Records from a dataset
________________

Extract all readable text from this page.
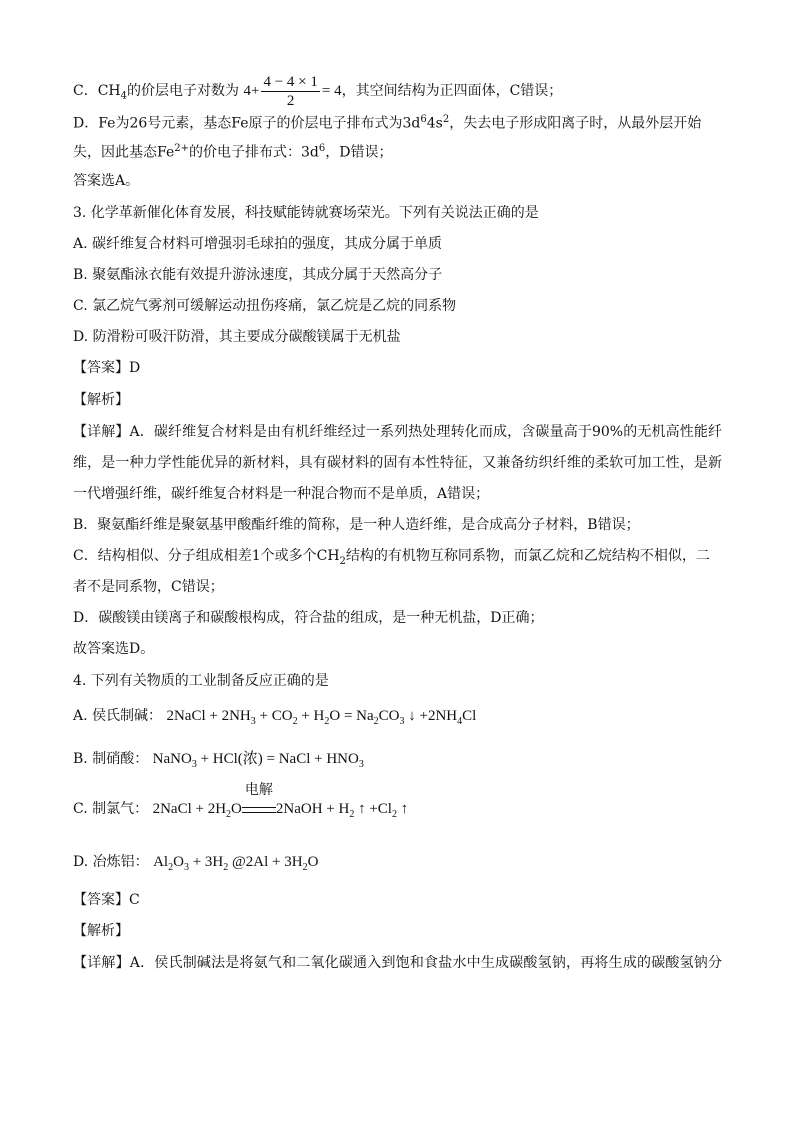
C．$CH_4$的价层电子对数为 $4+ \frac{4 - 4 \times 1}{2} = 4$，其空间结构为正四面体，C错误；
D．Fe为26号元素，基态Fe原子的价层电子排布式为$3d^64s^2$，失去电子形成阳离子时，从最外层开始
失，因此基态$Fe^{2+}$的价电子排布式：$3d^6$，D错误；
答案选A。
3. 化学革新催化体育发展，科技赋能铸就赛场荣光。下列有关说法正确的是
A. 碳纤维复合材料可增强羽毛球拍的强度，其成分属于单质
B. 聚氨酯泳衣能有效提升游泳速度，其成分属于天然高分子
C. 氯乙烷气雾剂可缓解运动扭伤疼痛，氯乙烷是乙烷的同系物
D. 防滑粉可吸汗防滑，其主要成分碳酸镁属于无机盐
【答案】D
【解析】
【详解】A．碳纤维复合材料是由有机纤维经过一系列热处理转化而成，含碳量高于90%的无机高性能纤
维，是一种力学性能优异的新材料，具有碳材料的固有本性特征，又兼备纺织纤维的柔软可加工性，是新
一代增强纤维，碳纤维复合材料是一种混合物而不是单质，A错误；
B．聚氨酯纤维是聚氨基甲酸酯纤维的简称，是一种人造纤维，是合成高分子材料，B错误；
C．结构相似、分子组成相差1个或多个$CH_2$结构的有机物互称同系物，而氯乙烷和乙烷结构不相似，二
者不是同系物，C错误；
D．碳酸镁由镁离子和碳酸根构成，符合盐的组成，是一种无机盐，D正确；
故答案选D。
4. 下列有关物质的工业制备反应正确的是
A. 侯氏制碱： 2NaCl + $2NH_3 + CO_2 + H_2O = Na_2CO_3$ ↓ $+2NH_4Cl$
B. 制硝酸： NaNO$_3$ + HCl(浓) = NaCl + $HNO_3$
C. 制氯气： 2NaCl + $2H_2O$
电解
2NaOH + $H_2$ ↑ $+Cl_2$ ↑
D. 冶炼铝： $Al_2O_3 + 3H_2$ @2Al + $3H_2O$
【答案】C
【解析】
【详解】A．侯氏制碱法是将氨气和二氧化碳通入到饱和食盐水中生成碳酸氢钠，再将生成的碳酸氢钠分
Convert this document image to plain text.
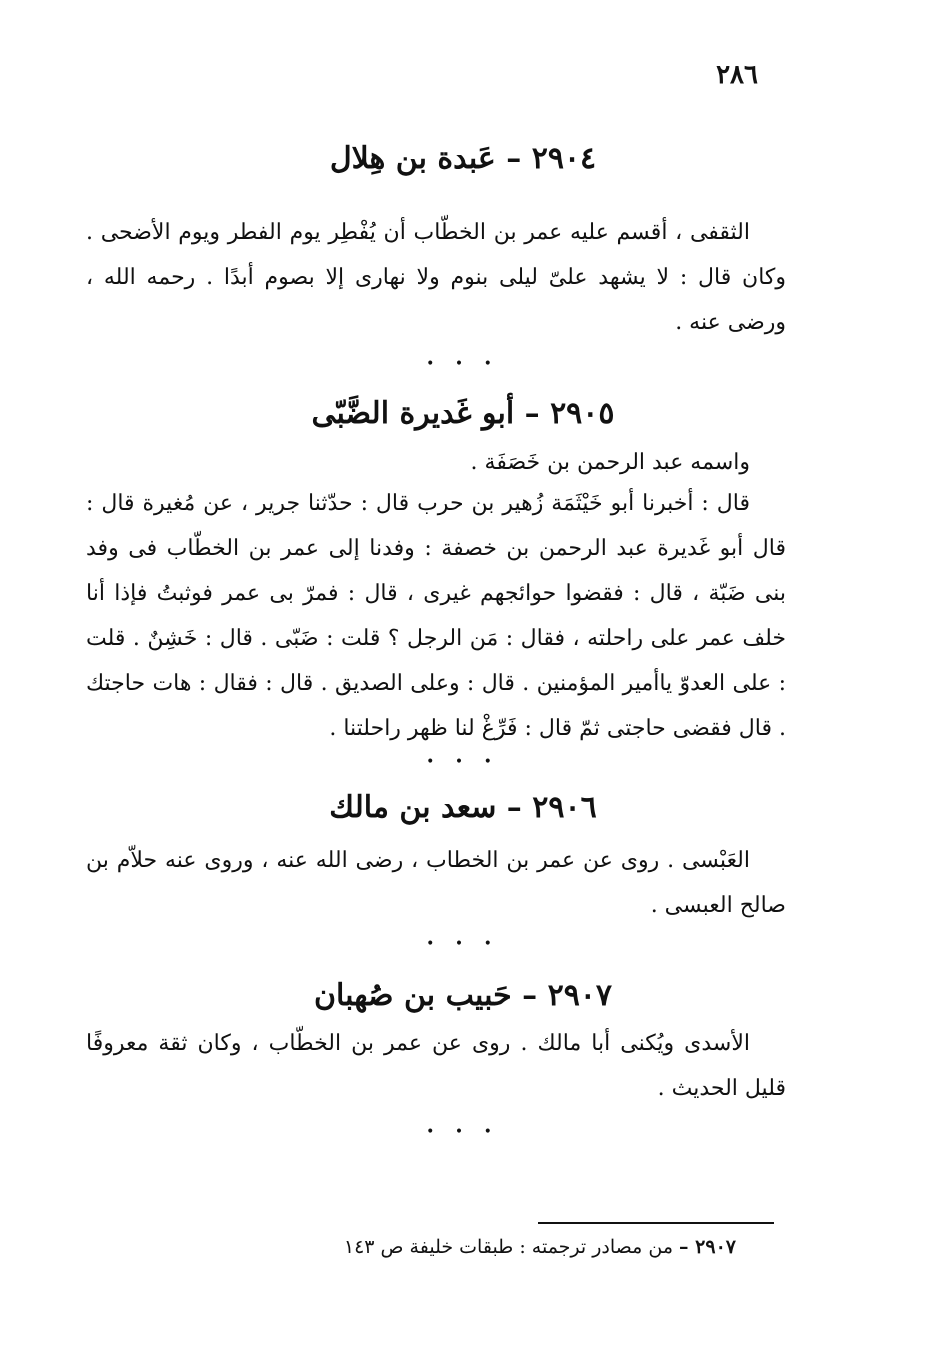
٢٨٦
٢٩٠٤ – عَبدة بن هِلال

الثقفى ، أقسم عليه عمر بن الخطّاب أن يُفْطِر يوم الفطر ويوم الأضحى . وكان قال : لا يشهد علىّ ليلى بنوم ولا نهارى إلا بصوم أبدًا . رحمه الله ، ورضى عنه .

• • •
٢٩٠٥ – أبو غَديرة الضَّبّى

واسمه عبد الرحمن بن خَصَفَة .

قال : أخبرنا أبو خَيْثَمَة زُهير بن حرب قال : حدّثنا جرير ، عن مُغيرة قال : قال أبو غَديرة عبد الرحمن بن خصفة : وفدنا إلى عمر بن الخطّاب فى وفد بنى ضَبّة ، قال : فقضوا حوائجهم غيرى ، قال : فمرّ بى عمر فوثبتُ فإذا أنا خلف عمر على راحلته ، فقال : مَن الرجل ؟ قلت : ضَبّى . قال : خَشِنٌ . قلت : على العدوّ ياأمير المؤمنين . قال : وعلى الصديق . قال : فقال : هات حاجتك . قال فقضى حاجتى ثمّ قال : فَرِّغْ لنا ظهر راحلتنا .

• • •
٢٩٠٦ – سعد بن مالك

العَبْسى . روى عن عمر بن الخطاب ، رضى الله عنه ، وروى عنه حلاّم بن صالح العبسى .

• • •
٢٩٠٧ – حَبيب بن صُهبان

الأسدى ويُكنى أبا مالك . روى عن عمر بن الخطّاب ، وكان ثقة معروفًا قليل الحديث .

• • •
٢٩٠٧ – من مصادر ترجمته : طبقات خليفة ص ١٤٣
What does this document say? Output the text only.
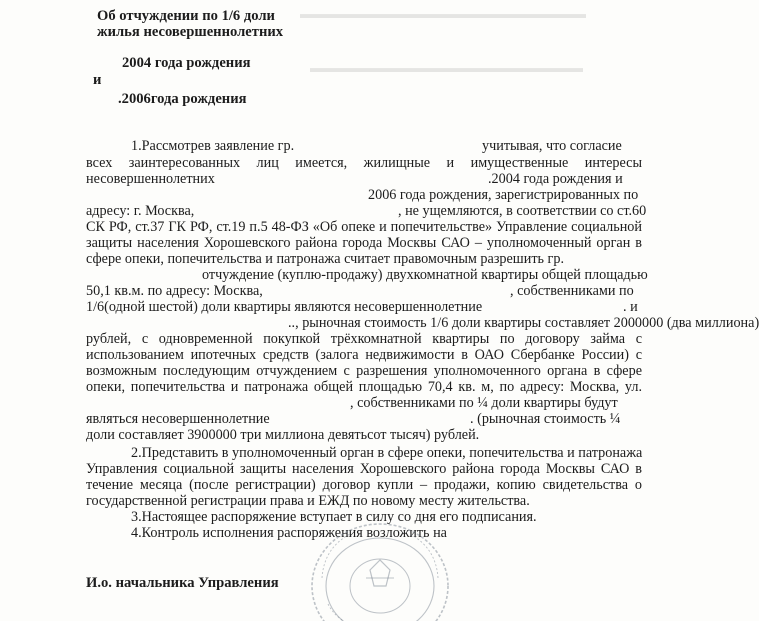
▬▬▬▬▬▬▬▬▬▬▬▬▬▬▬▬▬▬▬▬▬▬
▬▬▬▬▬▬▬▬▬▬▬▬▬▬▬▬▬▬▬▬▬
Об отчуждении по 1/6 доли
жилья несовершеннолетних
2004 года рождения
и
.2006года рождения
1.Рассмотрев заявление гр.	учитывая, что согласие
всех заинтересованных лиц имеется, жилищные и имущественные интересы
несовершеннолетних	.2004 года рождения и
2006 года рождения, зарегистрированных по
адресу: г. Москва,	, не ущемляются, в соответствии со ст.60
СК РФ, ст.37 ГК РФ, ст.19 п.5 48-ФЗ «Об опеке и попечительстве» Управление социальной
защиты населения Хорошевского района города Москвы САО – уполномоченный орган в
сфере опеки, попечительства и патронажа считает правомочным разрешить гр.
отчуждение (куплю-продажу) двухкомнатной квартиры общей площадью
50,1 кв.м. по адресу: Москва,	, собственниками по
1/6(одной шестой) доли квартиры являются несовершеннолетние	. и
.., рыночная стоимость 1/6 доли квартиры составляет 2000000 (два миллиона)
рублей, с одновременной покупкой трёхкомнатной квартиры по договору займа с
использованием ипотечных средств (залога недвижимости в ОАО Сбербанке России) с
возможным последующим отчуждением с разрешения уполномоченного органа в сфере
опеки, попечительства и патронажа общей площадью 70,4 кв. м, по адресу: Москва, ул.
, собственниками по ¼ доли квартиры будут
являться несовершеннолетние	. (рыночная стоимость ¼
доли составляет 3900000 три миллиона девятьсот тысяч) рублей.
2.Представить в уполномоченный орган в сфере опеки, попечительства и патронажа
Управления социальной защиты населения Хорошевского района города Москвы САО в
течение месяца (после регистрации) договор купли – продажи, копию свидетельства о
государственной регистрации права и ЕЖД по новому месту жительства.
3.Настоящее распоряжение вступает в силу со дня его подписания.
4.Контроль исполнения распоряжения возложить на
И.о. начальника Управления
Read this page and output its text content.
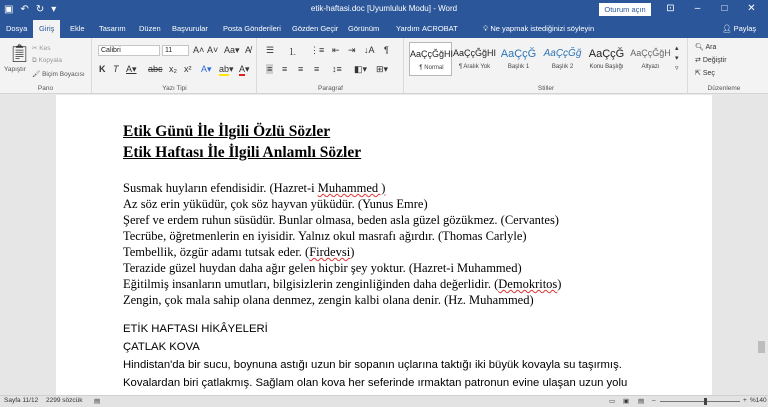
▣ ↶ ↻ ▾	etik-haftasi.doc [Uyumluluk Modu] - Word	Oturum açın	⊡	–	□	✕
Dosya	Giriş	Ekle Tasarım Düzen Başvurular Posta Gönderileri Gözden Geçir Görünüm Yardım ACROBAT	💡︎ Ne yapmak istediğinizi söyleyin	👤︎ Paylaş
📋︎
Yapıştır
✂ Kes
⧉ Kopyala
🖌︎ Biçim Boyacısı
Pano
Calibri	11	A˄ A˅ Aa▾ A̸
K T A▾ abc x₂ x² A▾ ab▾ A▾
Yazı Tipi
☰ ⒈ ⋮≡ ⇤ ⇥ ↓A ¶
≡ ≡ ≡ ≡ ↕≡ ◧▾ ⊞▾
Paragraf
AaÇçĞğHI
¶ Normal
AaÇçĞğHI
¶ Aralık Yok
AaÇçĞ
Başlık 1
AaÇçĞğ
Başlık 2
AaÇçĞ
Konu Başlığı
AaÇçĞğH
Altyazı
▴
▾
▿
Stiller
🔍︎ Ara
⇄ Değiştir
⇱ Seç
Düzenleme
Etik Günü İle İlgili Özlü Sözler
Etik Haftası İle İlgili Anlamlı Sözler
Susmak huyların efendisidir. (Hazret-i Muhammed )
Az söz erin yüküdür, çok söz hayvan yüküdür. (Yunus Emre)
Şeref ve erdem ruhun süsüdür. Bunlar olmasa, beden asla güzel gözükmez. (Cervantes)
Tecrübe, öğretmenlerin en iyisidir. Yalnız okul masrafı ağırdır. (Thomas Carlyle)
Tembellik, özgür adamı tutsak eder. (Firdevsi)
Terazide güzel huydan daha ağır gelen hiçbir şey yoktur. (Hazret-i Muhammed)
Eğitilmiş insanların umutları, bilgisizlerin zenginliğinden daha değerlidir. (Demokritos)
Zengin, çok mala sahip olana denmez, zengin kalbi olana denir. (Hz. Muhammed)
ETİK HAFTASI HİKÂYELERİ
ÇATLAK KOVA
Hindistan'da bir sucu, boynuna astığı uzun bir sopanın uçlarına taktığı iki büyük kovayla su taşırmış.
Kovalardan biri çatlakmış. Sağlam olan kova her seferinde ırmaktan patronun evine ulaşan uzun yolu
Sayfa 11/12 2299 sözcük ▤	▭ ▣ ▤ –	+ %140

________________

Give the count of lines in the data above that hold the string "площадью", with no additional words.

- SOLUTION BELOW -
2